But I agree with you, Slartibarfast: it won't be for all readers.

"Until a man is 25 he still thinks, every so often, that, given the right circumstances, he could be the baddest M-F on the face of the earth"

- Snow Crash (quoting from memory)

I liked Stephenson's earlier works. But good God he needs an aggressive editor. Crypto showed a dangerous tendency to wordiness (see the page and a half description of eating Capt'n Crunch) and that was confirmed with the Baroque Cycle. I never made it past the first third of the first book.

I did like Crypto even if it got distracted at times. But I simply could not get through Quicksilver. Snow Crash and Diamond Age, on the other hand, I enjoyed immensely.

The thing that bothers me with Crypto is that it seems like he realized that he needed to end it after 900 pages with a sort of deus ex machina involving gold and explosions. But otherwise it was quite good. I loved Shaftoe's adventures in a sushi bar and the enigma stuff. A fun read, but great literature? Not so much.

I am also going to abuse my commenting priviledges to pimp one of my top three books: The Master and Margarita by Mikhail Bulgakov. Executive summary: Hilarity ensues when Satan comes to 1930s Moscow. I really cannot recommend this book enough.

### MATERIAL SUPPLIED:
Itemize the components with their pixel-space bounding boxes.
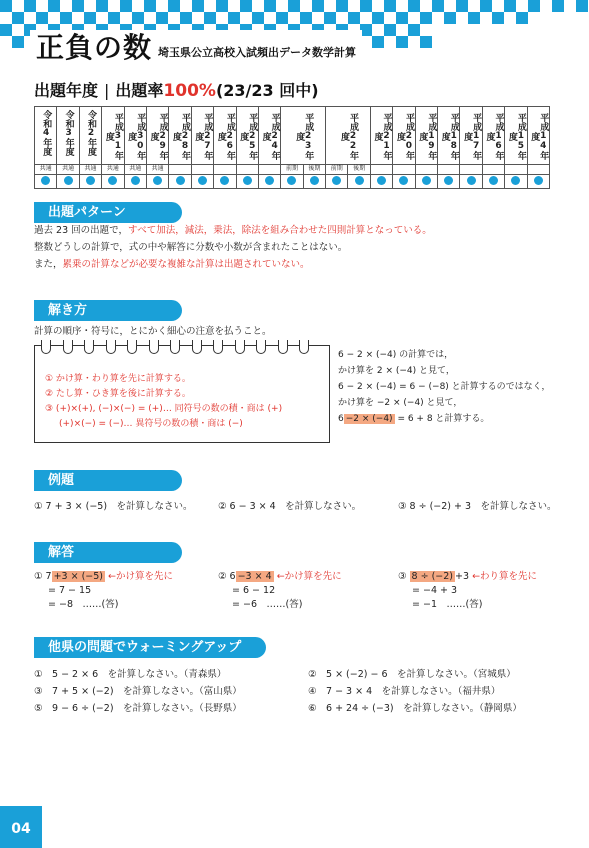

--

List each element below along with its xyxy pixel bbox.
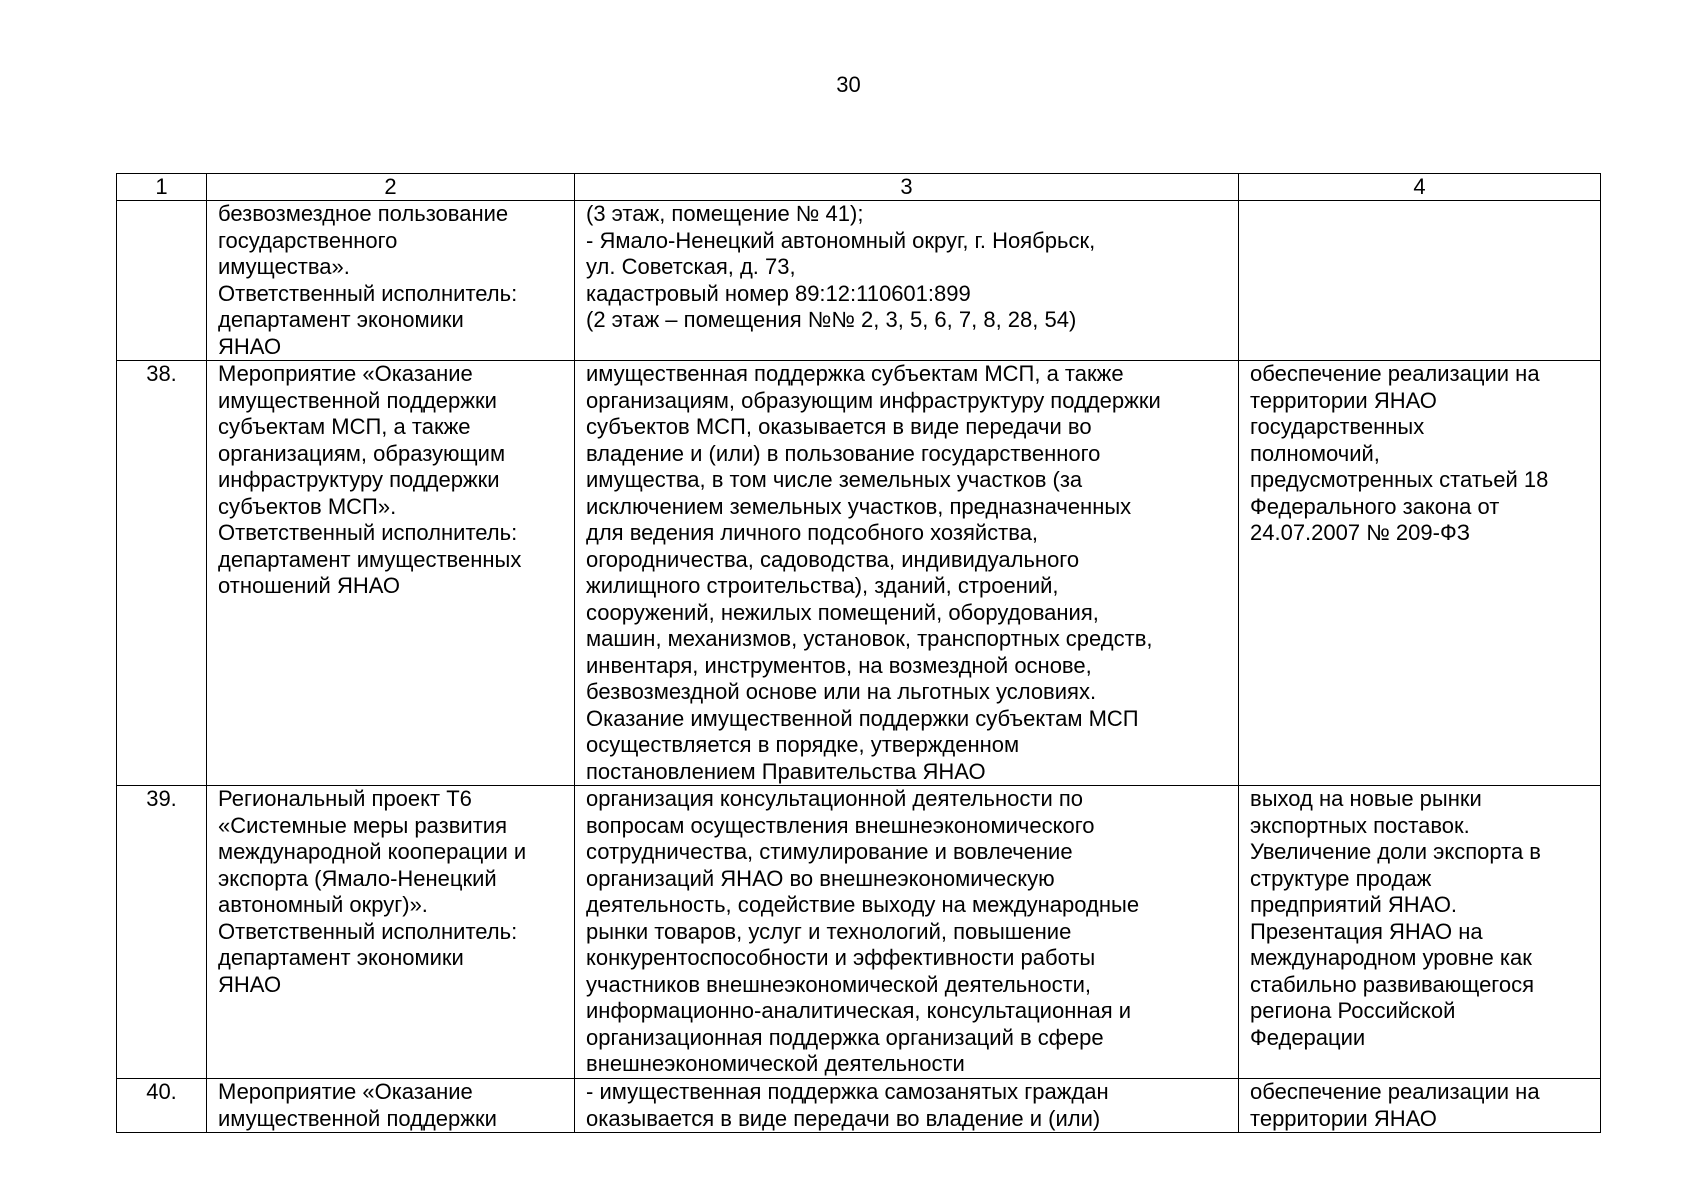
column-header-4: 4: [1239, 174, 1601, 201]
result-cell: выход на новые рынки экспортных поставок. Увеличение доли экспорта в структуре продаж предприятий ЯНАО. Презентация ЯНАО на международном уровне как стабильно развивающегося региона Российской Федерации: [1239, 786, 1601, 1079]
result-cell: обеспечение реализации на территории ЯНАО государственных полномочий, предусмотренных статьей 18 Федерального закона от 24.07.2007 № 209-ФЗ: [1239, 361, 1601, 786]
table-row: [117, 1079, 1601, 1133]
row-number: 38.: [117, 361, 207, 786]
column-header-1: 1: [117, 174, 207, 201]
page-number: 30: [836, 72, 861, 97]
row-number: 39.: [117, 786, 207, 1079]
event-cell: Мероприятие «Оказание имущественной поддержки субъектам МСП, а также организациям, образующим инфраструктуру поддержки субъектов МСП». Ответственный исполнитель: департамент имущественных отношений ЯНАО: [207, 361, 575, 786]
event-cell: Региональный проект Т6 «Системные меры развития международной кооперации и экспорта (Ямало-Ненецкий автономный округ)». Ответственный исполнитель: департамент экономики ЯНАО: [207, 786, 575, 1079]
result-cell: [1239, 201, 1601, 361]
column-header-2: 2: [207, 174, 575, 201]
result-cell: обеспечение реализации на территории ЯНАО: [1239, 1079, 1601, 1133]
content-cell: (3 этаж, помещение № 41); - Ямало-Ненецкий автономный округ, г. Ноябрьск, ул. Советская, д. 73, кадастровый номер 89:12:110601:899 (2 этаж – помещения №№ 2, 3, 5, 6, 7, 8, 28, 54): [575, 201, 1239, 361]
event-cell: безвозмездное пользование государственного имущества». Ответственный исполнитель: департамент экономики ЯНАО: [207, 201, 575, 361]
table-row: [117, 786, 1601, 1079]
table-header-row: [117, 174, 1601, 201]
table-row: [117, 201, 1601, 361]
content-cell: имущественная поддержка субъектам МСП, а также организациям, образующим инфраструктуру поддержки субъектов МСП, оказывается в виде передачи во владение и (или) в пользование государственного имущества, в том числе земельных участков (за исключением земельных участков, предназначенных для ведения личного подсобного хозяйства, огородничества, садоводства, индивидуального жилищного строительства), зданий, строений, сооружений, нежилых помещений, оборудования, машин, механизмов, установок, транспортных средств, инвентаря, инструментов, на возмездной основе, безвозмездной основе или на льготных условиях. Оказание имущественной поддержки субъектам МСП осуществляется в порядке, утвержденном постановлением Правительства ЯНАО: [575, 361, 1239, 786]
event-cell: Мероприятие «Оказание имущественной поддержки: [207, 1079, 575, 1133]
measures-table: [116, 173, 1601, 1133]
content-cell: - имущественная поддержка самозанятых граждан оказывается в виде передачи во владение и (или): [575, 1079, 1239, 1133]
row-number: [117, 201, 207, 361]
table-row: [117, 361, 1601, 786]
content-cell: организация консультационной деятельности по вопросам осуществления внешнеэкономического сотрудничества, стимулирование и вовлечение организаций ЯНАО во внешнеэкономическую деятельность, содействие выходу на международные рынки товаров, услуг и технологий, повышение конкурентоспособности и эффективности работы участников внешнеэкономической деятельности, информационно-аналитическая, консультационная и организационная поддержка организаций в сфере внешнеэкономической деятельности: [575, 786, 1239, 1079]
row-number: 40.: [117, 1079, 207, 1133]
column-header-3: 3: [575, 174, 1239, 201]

### EXERCISE DESCRIPTION:
Extend the reader comments about Stephenson's novels and other favorite books, picking up after the last sentence.

### FINAL RESULT:
fledermaus -

a) the end of cryptonomicon
I have gone round and round with people about this one - considering all the book's disparate themes led to the discovery of the gold and the explication of Goto Dengo's escape machine, I found the ending immensely satisfying. Everyone always say that it left so much in the air, but I always ask - what? Via mathematics, Waterhouse reaches through time to commune with his grandfather, and this, along with the combined offices of three generations of the Family Shaftoe, the gold is found! Ari's anti-holocaust currency will exist! Goto Dengo completes his harrowing, incredible circle! And it all comes together in a volcanic flowing rush of fire and molten gold! What else could you want? For my part, I didn't really need to read a hundred page description of a horde of japanese construction workers damming the stream, recovering the gold from the stream and the collapsed chamber, loading it into a fleet of heavy trucks, and hauling the melted ore over to the vault. Great literature? So much. My 0.02, anyway.

b) Master and Margarita
Amen. Amen amen amen amen amen amen amen. If you haven't read it, read it. If you've read it, read it again.

Good stuff. Zodiac is a fairly decent read also. I agree with whoever said Stephenson needs an aggresive editor. The Baroque Cycle was incredibly wordy (too much so I thought) and I found myself skimming sometimes.

I would also recommend books by Bruce Sterling and William Gibson if you enjoy Stephensons work. I consider the three to be the "holy trinity" so to speak of the cyberpunk movement.

I'll have to check it out, Die Fledermaus and st.

Being completely outdone by the commenters wasn't quite the embarrassment I had imagined. Doing Stephenson justice would have required quite a bit different of an approach, though, and the stream of consciousness was...well, too much of a riptide.

Another Crypto passage that I particularly enjoyed was, if I'm remembering correctly, about Randy Waterhouse as a badass MF, as evidenced by his being a descendent of millions of generations of badass MFs. I'm going to have to buy the book, again. I think this'd be my third copy.

Cryptonomicon is one of my all-time favorite books, but I simply couldn't make it through the first book in the Baroque Cycle.

One of my favorite things about Stephenson is his gift for unusual metaphors. His description of the boxes of Cap'n Crunch is simply genius. I had real trouble keeping myself from laughing constantly while reading--not so much as when reading Good Omens, but pretty close.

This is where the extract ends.